» **TASK DIRECTIONS**: Below are some records. Say how many of their lines contain the string "text", and give nothing but the number.

··· EXTRACTED MATERIAL ···

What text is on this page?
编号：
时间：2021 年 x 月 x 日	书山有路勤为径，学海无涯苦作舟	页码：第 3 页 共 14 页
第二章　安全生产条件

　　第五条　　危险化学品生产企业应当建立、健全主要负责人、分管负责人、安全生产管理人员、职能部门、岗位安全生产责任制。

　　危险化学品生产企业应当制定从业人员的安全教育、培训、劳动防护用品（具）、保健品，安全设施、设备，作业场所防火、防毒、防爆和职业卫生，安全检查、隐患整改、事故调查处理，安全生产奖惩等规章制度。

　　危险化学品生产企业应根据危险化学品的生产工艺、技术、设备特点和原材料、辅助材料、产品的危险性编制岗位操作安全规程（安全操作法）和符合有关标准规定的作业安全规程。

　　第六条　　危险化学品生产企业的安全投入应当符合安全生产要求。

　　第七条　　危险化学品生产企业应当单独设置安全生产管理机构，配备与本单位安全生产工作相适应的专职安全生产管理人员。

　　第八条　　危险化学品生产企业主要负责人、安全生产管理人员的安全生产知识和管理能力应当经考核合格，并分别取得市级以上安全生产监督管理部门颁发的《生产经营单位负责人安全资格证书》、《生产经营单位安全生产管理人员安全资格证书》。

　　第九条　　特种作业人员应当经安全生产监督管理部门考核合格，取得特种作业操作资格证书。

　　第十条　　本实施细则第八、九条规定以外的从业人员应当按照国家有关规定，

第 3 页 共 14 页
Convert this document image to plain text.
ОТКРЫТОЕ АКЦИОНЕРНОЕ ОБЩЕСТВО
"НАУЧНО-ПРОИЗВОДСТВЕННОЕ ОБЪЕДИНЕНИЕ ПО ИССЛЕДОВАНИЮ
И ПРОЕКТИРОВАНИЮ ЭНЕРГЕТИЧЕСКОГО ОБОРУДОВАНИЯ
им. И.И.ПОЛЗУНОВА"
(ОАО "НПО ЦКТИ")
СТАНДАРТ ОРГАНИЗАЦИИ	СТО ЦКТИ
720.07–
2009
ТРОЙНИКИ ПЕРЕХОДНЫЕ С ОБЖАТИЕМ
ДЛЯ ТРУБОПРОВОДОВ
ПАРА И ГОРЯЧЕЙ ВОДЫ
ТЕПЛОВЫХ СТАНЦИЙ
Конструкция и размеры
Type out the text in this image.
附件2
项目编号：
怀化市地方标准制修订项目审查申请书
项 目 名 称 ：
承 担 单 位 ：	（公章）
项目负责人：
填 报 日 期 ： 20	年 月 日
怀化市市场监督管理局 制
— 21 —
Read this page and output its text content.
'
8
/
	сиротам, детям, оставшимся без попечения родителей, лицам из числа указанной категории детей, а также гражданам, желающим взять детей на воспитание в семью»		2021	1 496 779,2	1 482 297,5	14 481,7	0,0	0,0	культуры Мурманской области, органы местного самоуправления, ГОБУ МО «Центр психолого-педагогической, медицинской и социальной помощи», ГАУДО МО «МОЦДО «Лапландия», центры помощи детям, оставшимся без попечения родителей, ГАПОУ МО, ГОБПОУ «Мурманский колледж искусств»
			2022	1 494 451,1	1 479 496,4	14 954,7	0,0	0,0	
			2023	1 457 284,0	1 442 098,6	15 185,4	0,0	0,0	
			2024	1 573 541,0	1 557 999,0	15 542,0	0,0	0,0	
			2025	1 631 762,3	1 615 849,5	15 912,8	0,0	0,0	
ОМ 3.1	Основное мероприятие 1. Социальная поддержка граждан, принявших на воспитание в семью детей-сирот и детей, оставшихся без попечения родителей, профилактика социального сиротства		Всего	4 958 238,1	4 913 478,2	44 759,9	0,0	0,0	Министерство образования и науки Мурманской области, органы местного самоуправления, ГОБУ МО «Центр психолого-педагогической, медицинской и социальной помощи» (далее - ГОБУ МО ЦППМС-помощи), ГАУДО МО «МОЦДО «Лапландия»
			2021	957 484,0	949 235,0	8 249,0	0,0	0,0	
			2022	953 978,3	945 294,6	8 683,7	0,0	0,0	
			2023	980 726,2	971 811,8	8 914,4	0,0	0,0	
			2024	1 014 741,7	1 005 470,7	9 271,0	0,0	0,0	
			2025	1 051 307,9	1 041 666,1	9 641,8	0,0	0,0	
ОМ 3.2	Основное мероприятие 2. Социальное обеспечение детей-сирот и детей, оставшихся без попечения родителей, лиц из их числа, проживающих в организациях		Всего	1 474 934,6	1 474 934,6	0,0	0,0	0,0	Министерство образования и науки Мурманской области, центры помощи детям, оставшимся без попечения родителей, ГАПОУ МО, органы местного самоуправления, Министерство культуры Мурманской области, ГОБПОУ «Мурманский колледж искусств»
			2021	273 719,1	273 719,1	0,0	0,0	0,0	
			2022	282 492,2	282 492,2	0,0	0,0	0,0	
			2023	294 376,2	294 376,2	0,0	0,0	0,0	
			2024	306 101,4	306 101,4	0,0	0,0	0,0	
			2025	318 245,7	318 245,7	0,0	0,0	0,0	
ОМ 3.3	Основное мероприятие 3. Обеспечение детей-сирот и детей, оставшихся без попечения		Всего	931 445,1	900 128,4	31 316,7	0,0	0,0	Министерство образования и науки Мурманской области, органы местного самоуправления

···

» **RESULT**: 4